— THE PROBLEM —
From the entries below, copy every line where the string "Specify" appears.

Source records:
--- Begin ---
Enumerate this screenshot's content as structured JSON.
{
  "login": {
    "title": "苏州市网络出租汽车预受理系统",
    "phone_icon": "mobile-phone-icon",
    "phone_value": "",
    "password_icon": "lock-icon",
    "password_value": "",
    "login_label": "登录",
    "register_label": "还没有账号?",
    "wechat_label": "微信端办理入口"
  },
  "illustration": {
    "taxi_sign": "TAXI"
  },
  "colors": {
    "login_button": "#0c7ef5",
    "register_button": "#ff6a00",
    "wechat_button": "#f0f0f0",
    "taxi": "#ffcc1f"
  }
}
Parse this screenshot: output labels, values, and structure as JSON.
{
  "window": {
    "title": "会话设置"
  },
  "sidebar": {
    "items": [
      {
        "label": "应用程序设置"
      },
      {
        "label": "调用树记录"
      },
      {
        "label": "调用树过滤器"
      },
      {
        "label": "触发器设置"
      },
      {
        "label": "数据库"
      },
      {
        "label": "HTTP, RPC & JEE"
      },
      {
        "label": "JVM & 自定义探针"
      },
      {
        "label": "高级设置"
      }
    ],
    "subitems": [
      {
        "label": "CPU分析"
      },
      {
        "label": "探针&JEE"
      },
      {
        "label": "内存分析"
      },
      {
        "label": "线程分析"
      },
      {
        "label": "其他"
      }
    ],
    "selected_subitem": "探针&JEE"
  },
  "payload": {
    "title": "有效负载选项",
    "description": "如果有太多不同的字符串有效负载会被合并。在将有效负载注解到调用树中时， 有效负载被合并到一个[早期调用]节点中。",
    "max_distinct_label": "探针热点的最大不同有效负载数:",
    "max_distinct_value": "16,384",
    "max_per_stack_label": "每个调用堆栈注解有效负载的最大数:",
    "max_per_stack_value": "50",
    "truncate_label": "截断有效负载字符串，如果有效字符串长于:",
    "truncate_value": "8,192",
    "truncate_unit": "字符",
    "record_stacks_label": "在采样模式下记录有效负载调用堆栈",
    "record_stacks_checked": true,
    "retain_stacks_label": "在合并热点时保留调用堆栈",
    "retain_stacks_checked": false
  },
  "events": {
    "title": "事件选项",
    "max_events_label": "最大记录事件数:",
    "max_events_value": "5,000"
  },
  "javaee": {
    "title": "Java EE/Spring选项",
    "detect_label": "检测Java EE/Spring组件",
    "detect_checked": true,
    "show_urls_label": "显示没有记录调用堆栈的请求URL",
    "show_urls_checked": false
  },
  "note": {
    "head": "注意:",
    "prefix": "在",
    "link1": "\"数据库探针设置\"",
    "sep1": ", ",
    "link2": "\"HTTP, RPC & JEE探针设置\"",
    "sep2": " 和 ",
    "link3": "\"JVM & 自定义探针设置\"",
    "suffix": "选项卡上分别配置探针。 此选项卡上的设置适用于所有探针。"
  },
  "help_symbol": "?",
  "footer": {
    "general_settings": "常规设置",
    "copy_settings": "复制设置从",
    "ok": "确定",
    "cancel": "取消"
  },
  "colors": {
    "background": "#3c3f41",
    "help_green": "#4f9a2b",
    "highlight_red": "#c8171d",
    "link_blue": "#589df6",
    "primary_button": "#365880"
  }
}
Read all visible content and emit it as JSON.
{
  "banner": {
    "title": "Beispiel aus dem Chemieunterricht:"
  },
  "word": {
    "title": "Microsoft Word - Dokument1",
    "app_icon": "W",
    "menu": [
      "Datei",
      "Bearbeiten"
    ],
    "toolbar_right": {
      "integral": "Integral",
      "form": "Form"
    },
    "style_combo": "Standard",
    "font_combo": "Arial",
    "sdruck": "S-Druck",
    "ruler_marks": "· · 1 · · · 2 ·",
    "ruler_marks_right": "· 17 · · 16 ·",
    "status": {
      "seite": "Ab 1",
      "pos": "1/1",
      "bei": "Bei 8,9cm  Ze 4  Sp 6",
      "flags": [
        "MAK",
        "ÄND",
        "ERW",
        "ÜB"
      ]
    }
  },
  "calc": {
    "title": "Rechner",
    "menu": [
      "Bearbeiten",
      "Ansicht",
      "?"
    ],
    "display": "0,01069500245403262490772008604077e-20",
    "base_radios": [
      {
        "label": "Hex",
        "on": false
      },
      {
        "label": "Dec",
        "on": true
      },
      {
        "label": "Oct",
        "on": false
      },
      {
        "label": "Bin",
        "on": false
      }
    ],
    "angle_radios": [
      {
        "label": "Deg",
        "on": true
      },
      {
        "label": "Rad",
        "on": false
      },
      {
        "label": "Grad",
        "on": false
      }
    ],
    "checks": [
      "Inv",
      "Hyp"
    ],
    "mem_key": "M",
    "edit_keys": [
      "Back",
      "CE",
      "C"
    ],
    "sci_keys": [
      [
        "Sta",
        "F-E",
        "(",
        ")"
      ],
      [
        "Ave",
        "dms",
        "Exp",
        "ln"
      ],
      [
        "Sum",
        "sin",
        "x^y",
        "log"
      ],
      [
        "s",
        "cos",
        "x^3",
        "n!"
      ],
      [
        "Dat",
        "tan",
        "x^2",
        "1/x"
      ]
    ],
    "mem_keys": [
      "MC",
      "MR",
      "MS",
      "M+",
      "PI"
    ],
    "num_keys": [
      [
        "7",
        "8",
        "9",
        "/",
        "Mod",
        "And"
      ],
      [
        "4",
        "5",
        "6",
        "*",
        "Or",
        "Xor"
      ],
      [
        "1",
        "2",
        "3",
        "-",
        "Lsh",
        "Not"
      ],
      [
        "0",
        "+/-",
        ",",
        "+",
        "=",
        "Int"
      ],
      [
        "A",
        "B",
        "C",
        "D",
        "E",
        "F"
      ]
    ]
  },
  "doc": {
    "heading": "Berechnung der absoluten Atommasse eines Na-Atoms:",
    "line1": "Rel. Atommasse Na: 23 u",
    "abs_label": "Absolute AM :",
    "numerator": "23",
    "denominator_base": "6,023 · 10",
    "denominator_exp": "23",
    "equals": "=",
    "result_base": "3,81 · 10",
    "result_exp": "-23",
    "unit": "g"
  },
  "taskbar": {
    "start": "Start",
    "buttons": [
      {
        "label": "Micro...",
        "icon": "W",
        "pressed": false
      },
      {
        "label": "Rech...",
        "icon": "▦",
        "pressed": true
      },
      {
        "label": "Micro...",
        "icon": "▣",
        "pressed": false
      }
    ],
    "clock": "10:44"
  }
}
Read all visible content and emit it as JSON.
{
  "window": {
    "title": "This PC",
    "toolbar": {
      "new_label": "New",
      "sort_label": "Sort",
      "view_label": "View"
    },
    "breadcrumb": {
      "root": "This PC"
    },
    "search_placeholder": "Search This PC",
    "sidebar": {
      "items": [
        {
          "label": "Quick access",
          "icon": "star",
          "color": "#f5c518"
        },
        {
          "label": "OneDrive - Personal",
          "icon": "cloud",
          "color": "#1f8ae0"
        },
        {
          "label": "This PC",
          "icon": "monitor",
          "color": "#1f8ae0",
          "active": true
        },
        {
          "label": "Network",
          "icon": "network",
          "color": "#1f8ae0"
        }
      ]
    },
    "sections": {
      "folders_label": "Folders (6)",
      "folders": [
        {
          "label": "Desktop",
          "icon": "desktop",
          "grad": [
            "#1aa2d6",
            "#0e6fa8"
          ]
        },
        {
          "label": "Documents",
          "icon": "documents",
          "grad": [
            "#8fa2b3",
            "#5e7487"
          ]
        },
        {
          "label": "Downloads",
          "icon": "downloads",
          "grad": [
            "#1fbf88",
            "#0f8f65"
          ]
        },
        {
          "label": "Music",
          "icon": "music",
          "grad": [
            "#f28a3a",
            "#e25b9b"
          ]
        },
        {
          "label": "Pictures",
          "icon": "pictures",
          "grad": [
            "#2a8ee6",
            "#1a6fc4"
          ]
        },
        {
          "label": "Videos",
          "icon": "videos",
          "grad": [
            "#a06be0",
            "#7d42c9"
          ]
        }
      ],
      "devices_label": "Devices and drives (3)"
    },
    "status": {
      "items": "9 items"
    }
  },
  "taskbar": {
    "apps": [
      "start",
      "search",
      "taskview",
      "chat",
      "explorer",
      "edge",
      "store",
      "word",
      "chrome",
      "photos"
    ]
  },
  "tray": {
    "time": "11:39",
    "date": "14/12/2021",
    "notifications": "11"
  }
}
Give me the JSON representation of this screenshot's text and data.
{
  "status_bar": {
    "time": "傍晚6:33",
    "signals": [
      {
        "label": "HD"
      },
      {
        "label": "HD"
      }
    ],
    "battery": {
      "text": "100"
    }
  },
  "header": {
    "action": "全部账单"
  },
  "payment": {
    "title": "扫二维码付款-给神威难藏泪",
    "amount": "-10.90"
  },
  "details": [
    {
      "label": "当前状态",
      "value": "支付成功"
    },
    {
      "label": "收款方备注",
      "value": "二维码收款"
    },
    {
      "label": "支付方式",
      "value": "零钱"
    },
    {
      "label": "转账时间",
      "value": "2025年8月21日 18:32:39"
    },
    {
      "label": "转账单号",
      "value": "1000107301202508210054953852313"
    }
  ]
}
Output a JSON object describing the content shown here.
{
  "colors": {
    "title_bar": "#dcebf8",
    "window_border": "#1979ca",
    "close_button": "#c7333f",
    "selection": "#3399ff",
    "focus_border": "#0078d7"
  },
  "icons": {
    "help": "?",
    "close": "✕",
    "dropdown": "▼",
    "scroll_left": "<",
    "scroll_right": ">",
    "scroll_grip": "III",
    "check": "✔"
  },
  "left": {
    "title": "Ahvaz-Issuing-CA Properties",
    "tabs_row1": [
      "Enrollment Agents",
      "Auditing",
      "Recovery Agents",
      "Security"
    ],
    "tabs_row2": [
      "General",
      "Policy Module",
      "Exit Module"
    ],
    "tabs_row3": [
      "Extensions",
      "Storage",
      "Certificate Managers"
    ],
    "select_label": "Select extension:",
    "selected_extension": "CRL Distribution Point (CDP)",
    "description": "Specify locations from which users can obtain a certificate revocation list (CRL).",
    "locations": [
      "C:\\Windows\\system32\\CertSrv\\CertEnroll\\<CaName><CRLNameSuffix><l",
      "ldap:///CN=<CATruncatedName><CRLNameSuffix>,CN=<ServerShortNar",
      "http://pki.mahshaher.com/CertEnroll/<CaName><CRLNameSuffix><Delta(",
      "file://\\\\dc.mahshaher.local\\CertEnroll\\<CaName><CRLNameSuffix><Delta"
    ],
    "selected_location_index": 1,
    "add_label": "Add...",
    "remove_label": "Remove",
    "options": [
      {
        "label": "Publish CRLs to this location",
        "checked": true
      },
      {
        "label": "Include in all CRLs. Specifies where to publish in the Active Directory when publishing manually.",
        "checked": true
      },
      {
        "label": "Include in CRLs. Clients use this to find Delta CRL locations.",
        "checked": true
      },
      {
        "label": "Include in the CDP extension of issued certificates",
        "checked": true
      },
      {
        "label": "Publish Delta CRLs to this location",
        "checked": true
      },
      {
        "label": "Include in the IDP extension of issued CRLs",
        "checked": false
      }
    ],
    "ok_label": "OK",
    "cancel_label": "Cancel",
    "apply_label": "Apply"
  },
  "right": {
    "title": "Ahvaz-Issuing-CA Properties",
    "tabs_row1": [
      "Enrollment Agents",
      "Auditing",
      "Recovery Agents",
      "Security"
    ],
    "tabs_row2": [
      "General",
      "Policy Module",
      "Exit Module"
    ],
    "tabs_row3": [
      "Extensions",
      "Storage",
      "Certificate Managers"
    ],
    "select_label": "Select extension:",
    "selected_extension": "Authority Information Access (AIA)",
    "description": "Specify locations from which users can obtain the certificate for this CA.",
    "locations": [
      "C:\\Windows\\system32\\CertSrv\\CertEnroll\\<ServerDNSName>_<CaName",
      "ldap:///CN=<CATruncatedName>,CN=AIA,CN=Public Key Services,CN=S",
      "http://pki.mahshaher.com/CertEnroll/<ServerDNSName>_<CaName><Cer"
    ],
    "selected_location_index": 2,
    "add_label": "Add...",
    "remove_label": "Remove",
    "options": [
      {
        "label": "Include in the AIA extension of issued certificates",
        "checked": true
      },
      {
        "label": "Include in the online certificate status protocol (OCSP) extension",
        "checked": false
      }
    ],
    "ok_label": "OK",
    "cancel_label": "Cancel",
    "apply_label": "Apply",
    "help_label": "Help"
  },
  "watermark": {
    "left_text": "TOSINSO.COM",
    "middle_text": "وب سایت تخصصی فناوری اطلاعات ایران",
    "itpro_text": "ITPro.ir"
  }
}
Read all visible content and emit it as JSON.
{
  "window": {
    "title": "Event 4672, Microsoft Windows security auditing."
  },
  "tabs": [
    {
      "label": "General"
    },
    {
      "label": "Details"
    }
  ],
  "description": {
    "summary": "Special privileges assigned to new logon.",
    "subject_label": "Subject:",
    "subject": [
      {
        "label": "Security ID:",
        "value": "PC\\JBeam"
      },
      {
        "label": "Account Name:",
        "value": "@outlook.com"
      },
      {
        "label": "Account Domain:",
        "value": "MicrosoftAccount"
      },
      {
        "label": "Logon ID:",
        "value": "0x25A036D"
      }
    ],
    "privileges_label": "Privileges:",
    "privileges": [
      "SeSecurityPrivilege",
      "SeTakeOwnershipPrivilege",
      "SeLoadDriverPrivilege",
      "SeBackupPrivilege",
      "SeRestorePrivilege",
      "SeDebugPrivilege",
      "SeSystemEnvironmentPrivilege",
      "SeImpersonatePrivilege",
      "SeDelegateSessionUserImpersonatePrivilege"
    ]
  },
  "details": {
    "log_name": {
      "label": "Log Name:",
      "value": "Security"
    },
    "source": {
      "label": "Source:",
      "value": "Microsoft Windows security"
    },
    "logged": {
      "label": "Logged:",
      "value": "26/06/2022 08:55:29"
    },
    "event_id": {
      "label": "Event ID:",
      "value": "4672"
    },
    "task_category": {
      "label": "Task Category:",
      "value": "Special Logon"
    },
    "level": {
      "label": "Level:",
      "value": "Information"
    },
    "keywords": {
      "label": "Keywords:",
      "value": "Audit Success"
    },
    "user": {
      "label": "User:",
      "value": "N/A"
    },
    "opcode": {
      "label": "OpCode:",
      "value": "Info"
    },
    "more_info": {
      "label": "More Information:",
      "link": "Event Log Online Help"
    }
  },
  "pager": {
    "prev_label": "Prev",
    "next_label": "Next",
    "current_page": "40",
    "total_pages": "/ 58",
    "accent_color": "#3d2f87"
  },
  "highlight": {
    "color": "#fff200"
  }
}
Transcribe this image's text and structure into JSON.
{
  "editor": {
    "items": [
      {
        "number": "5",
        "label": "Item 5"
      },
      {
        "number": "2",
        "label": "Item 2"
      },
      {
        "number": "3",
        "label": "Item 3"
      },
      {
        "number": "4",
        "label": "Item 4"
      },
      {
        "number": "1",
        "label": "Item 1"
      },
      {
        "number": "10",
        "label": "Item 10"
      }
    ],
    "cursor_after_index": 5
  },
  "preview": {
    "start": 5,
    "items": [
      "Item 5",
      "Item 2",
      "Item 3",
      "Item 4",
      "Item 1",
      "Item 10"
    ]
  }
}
--- End ---
— ANSWER BELOW —
    "description": "Specify locations from which users can obtain a certificate revocation list (CRL).",
    "description": "Specify locations from which users can obtain the certificate for this CA.",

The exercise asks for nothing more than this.